[Image-based layout entries]
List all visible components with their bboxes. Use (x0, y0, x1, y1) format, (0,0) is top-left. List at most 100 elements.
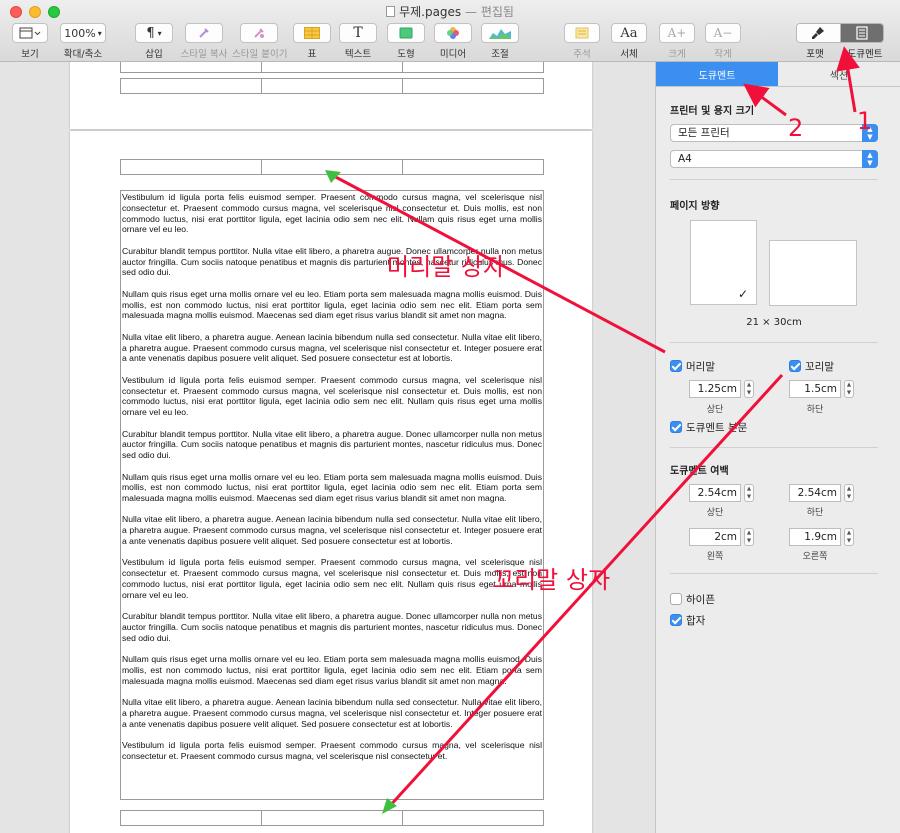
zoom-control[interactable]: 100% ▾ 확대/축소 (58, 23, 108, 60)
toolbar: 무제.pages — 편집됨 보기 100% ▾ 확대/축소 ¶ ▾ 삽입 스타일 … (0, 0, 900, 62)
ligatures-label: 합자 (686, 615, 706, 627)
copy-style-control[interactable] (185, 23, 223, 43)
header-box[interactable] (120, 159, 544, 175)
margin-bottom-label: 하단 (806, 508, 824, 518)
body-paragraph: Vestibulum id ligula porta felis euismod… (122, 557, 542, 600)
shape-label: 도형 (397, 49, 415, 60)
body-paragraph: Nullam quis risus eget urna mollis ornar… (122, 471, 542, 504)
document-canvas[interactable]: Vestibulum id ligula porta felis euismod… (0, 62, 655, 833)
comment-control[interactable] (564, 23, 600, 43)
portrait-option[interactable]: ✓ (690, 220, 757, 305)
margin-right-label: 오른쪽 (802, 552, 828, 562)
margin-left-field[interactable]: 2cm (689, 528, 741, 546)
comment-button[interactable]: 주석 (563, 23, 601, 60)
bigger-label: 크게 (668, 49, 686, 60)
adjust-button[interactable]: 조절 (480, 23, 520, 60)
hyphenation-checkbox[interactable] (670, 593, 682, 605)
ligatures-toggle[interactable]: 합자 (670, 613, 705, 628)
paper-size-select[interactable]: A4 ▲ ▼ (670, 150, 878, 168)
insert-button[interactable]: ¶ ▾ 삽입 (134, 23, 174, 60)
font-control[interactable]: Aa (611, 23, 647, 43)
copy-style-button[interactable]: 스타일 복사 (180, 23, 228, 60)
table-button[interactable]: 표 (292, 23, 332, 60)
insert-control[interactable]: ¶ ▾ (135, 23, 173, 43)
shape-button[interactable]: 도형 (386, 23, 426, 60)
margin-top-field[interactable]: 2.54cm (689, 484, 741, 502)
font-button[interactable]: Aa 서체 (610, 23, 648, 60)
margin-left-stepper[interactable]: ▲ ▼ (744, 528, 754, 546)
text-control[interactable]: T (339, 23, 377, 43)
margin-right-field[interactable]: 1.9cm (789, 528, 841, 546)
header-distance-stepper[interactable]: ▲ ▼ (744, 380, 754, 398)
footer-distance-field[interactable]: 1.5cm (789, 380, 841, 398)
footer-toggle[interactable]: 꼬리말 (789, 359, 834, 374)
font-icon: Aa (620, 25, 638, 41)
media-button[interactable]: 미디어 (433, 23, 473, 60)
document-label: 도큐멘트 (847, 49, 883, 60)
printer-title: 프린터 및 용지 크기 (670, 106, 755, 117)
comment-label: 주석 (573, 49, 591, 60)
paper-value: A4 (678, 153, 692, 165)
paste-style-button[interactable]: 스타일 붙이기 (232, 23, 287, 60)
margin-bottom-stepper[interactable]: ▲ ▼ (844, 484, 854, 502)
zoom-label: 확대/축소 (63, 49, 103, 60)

**Given problem**
Can you extract every line from the rows above that contains the string "font"? Case counts.

**Reply to the task**
font-control[interactable]: Aa (611, 23, 647, 43)
font-button[interactable]: Aa 서체 (610, 23, 648, 60)
font-icon: Aa (620, 25, 638, 41)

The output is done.